begin

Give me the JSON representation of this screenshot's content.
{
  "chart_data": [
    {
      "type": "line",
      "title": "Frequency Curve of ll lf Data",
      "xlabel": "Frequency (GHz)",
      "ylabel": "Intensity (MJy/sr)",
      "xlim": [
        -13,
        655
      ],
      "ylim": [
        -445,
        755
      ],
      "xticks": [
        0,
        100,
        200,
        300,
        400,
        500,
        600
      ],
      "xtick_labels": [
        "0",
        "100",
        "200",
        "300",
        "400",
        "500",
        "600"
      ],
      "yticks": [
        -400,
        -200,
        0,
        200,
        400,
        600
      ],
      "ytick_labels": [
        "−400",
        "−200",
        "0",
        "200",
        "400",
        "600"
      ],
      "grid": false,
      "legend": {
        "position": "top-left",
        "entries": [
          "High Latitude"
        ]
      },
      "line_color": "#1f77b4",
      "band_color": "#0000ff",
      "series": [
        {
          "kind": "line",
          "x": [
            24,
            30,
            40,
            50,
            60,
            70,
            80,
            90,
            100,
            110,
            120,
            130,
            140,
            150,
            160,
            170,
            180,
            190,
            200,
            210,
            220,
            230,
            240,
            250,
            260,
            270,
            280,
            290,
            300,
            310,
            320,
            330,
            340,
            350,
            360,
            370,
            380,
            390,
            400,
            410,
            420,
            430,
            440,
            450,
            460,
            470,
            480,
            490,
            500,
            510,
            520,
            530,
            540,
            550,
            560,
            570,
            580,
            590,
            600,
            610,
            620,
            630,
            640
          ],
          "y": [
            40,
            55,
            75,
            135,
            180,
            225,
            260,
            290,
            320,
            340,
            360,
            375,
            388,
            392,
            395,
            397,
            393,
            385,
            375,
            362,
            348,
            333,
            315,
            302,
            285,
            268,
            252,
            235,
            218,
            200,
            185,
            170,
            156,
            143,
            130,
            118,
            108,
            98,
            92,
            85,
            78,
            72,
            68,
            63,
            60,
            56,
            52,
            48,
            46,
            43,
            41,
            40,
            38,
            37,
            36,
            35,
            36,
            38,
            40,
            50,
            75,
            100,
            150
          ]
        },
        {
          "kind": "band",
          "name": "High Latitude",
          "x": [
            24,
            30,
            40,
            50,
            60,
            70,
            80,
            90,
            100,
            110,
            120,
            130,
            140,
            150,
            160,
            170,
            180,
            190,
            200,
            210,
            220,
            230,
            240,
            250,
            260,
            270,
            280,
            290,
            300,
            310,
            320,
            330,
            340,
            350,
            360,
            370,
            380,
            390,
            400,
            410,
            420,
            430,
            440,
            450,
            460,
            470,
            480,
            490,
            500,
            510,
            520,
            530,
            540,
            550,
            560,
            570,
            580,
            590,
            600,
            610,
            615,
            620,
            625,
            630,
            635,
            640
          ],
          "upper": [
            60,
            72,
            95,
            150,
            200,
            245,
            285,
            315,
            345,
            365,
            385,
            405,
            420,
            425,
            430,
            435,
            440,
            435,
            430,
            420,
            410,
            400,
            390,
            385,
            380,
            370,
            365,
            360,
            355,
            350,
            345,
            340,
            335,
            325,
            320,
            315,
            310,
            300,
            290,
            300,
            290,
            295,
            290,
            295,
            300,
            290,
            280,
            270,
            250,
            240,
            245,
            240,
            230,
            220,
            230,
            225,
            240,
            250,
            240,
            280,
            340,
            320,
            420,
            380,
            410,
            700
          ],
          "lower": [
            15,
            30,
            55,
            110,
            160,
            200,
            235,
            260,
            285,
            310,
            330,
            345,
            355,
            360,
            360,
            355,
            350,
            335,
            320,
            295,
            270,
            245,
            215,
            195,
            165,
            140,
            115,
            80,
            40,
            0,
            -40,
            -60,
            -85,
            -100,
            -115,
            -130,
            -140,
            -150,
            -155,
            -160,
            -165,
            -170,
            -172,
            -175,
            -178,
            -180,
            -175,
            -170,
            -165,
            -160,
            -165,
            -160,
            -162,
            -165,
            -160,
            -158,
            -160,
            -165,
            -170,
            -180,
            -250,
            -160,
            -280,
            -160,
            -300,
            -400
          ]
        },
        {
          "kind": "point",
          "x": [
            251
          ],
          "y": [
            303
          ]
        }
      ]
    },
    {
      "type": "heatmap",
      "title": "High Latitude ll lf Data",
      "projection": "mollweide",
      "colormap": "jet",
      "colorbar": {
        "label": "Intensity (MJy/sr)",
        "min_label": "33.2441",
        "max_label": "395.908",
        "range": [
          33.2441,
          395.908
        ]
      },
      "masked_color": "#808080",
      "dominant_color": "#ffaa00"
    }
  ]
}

end

_Problem description_
Of the lines in this material, state how many hold the string "Frequency". Write no other words.

_The solution_
2